[Dataset rows]
-- START --

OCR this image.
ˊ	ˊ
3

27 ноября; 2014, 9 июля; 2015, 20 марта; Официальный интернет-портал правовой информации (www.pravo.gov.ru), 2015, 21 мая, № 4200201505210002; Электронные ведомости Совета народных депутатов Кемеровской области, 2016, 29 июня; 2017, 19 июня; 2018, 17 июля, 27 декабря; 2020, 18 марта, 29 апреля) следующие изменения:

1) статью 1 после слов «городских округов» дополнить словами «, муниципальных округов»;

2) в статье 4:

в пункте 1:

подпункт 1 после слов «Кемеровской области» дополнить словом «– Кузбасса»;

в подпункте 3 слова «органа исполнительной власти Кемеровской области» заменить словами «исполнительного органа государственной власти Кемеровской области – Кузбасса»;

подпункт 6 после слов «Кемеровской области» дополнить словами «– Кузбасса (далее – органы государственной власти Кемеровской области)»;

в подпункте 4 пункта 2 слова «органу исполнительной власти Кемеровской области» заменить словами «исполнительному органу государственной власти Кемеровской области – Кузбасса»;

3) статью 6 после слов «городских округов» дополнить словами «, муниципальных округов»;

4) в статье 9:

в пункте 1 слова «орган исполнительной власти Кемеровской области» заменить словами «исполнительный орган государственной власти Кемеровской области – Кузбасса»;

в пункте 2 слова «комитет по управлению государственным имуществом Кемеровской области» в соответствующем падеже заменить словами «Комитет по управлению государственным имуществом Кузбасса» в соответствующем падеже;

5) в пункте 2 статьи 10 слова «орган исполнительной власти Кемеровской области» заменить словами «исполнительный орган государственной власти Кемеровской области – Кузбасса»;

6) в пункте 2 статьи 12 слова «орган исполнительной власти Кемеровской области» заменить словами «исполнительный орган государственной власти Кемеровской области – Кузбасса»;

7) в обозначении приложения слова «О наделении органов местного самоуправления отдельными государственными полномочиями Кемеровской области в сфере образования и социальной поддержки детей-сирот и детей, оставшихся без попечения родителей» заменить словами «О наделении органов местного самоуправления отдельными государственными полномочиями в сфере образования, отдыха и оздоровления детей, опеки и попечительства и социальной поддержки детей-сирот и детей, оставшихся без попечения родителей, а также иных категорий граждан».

-- END --

§ **TASK OBJECTIVE**:
Your answer should be a single number: the count of lines in the listing that contain the word "подпункте".

§ **EXPECTED ANSWER**:
2